____ VORLIEGENDER AUSZUG

# Wikipediaeintrag XML-Export..



## fl_ex (30. Mai 2011)

Hey Leute,

ich habe ein Problem und kriegs alleine irgendwie nicht hin...
Ich Möchte von Wikipedia per XML-Export einträge rausziehen...
Das ich einen vollständigen Namen eingeben und er mir dann z.B von dem Film den Handlunspart kopiert und in einen String schreibt, der dann später angezeigt werden kann...

Habe schon einiges probiert...die XML-Datei Manuell herunterladen und auslesen ist kein Problem...
Nun möchte ich das aber automatisiert haben..(Entwickler sind ja faul hab ich gehört^^) 

Bekomme es aber nicht hin... Jemand vllt eine Idee? Oder vielleicht schonmal gemacht?


```
public static void cheqqURL() throws MalformedURLException {

		String urlString = "http://en.wikipedia.org/wiki/Special:Export/Beastly";
		URL url = new URL(urlString);

		URLConnection conn = null;
		DataInputStream data = null;
		String line = null;
		StringBuffer buf = new StringBuffer();

		try {
			conn = url.openConnection();
			conn.connect();

			System.out.println("Connection opened...");

			data = new DataInputStream(new BufferedInputStream(
					conn.getInputStream()));

			System.out.println("reading data...");
			while ((line = data.readLine()) != null) {
				buf.append(line + "\n");
			}

			System.out.println((buf.toString()));
			data.close();
		} catch (IOException e) {
			System.out.println("IO Error:" + e.getMessage());
		}
	}
```


----------



## Marcinek (30. Mai 2011)

Welcher Fehler tritt auf?


----------



## fl_ex (30. Mai 2011)

IO Error :/
Bin jetzt grad bissl mit dem "DJ-Project" am rumprobieren...


----------



## fl_ex (30. Mai 2011)

Hab jetzt gefunden das das eigentlich mit dem JEdtitorPane ganz einfach gehen soll... Aber es funktioniert nicht...


```
package diesUndDas;

import java.io.IOException;
import java.net.MalformedURLException;
import java.net.URL;

import javax.swing.JEditorPane;
import javax.swing.JFrame;

@SuppressWarnings("serial")
public class JBrowser extends JEditorPane {

	public JBrowser() throws MalformedURLException, IOException {

		setEditable(false);
		setPage(new URL("http://www.google.de"));

	}

	public static void main(String[] args) throws MalformedURLException,
			IOException {

		JFrame window = new JFrame();
		window.setDefaultCloseOperation(JFrame.EXIT_ON_CLOSE);
		window.setSize(500, 500);

		window.add(new JBrowser());

		window.setVisible(true);

	}
}
```

Wirft die hier:

```
Exception in thread "main" java.net.UnknownHostException: [url=http://www.google.de]Google[/url]
	at java.net.PlainSocketImpl.connect(Unknown Source)

________

ZU BEARBEITEN >>
(1) Schreibe aus dem Forenthread zum Wikipedia-XML-Export den Abschnitt ab, der mit den Worten "window.setVisible(true);" beginnt und mit "at java.net.PlainSocketImpl.connect(Unknown Source)" endet.
(2) Übersetze den Satz „Welcher Fehler tritt auf?“ aus dem Forenthread zum Wikipedia-XML-Export ins Englische.
(3) Schreibe den Forenthread zum Wikipedia-XML-Export im Anschluss an seine letzte Zeile weiter.

____ ÜBUNGSDATEN

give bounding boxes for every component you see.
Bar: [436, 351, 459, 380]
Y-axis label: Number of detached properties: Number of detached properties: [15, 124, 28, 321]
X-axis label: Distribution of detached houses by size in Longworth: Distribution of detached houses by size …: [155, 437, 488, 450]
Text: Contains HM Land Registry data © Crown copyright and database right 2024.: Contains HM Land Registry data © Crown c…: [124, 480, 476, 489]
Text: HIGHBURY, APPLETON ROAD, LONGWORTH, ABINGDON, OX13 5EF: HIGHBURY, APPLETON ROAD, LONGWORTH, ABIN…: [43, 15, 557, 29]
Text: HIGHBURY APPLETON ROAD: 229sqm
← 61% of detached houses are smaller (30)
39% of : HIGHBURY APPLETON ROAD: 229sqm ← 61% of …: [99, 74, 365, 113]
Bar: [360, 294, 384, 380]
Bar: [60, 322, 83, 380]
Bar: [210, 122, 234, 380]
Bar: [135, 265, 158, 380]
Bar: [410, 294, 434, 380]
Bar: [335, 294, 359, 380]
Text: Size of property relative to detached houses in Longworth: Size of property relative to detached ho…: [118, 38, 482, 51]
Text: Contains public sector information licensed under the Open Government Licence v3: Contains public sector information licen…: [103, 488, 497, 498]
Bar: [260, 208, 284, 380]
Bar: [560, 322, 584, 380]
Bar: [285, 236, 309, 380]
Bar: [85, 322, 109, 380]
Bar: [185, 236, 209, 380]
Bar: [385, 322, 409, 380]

________

SCHRIFTLICHE ANTWORTEN >>
(1)
window.setVisible(true);

	}
}
```

Wirft die hier:

```
Exception in thread "main" java.net.UnknownHostException: [url=http://www.google.de]Google[/url]
	at java.net.PlainSocketImpl.connect(Unknown Source)

(2) What error occurs?

(3)
	at java.net.SocksSocketImpl.connect(Unknown Source)
	at java.net.Socket.connect(Unknown Source)
	at java.net.Socket.connect(Unknown Source)
	at sun.net.NetworkClient.doConnect(Unknown Source)
	at sun.net.[url]www.http.HttpClient.openServer(Unknown[/url] Source)
	at sun.net.[url]www.http.HttpClient.openServer(Unknown[/url] Source)
	at sun.net.www.http.HttpClient.<init>(Unknown Source)
	at sun.net.[url]www.http.HttpClient.New(Unknown[/url] Source)
	at sun.net.[url]www.http.HttpClient.New(Unknown[/url] Source)
	at sun.net.[url]www.protocol.http.HttpURLConnection.getNewHttpClient(Unknown[/url] Source)
	at sun.net.[url]www.protocol.http.HttpURLConnection.plainConnect(Unknown[/url] Source)
	at sun.net.[url]www.protocol.http.HttpURLConnection.connect(Unknown[/url] Source)
	at sun.net.[url]www.protocol.http.HttpURLConnection.getInputStream(Unknown[/url] Source)
	at java.net.HttpURLConnection.getResponseCode(Unknown Source)
	at javax.swing.JEditorPane.getStream(Unknown Source)
	at javax.swing.JEditorPane.setPage(Unknown Source)
	at diesUndDas.JBrowser.<init>(JBrowser.java:16)
	at diesUndDas.JBrowser.main(JBrowser.java:26)
```


----------



## fl_ex (30. Mai 2011)

ich glaube es liegt an den Proxy Einstellungen^^ ... Wenn ich ne HTML Datei direkt als new File() ziehe und dann toURI.toURL mache gehts..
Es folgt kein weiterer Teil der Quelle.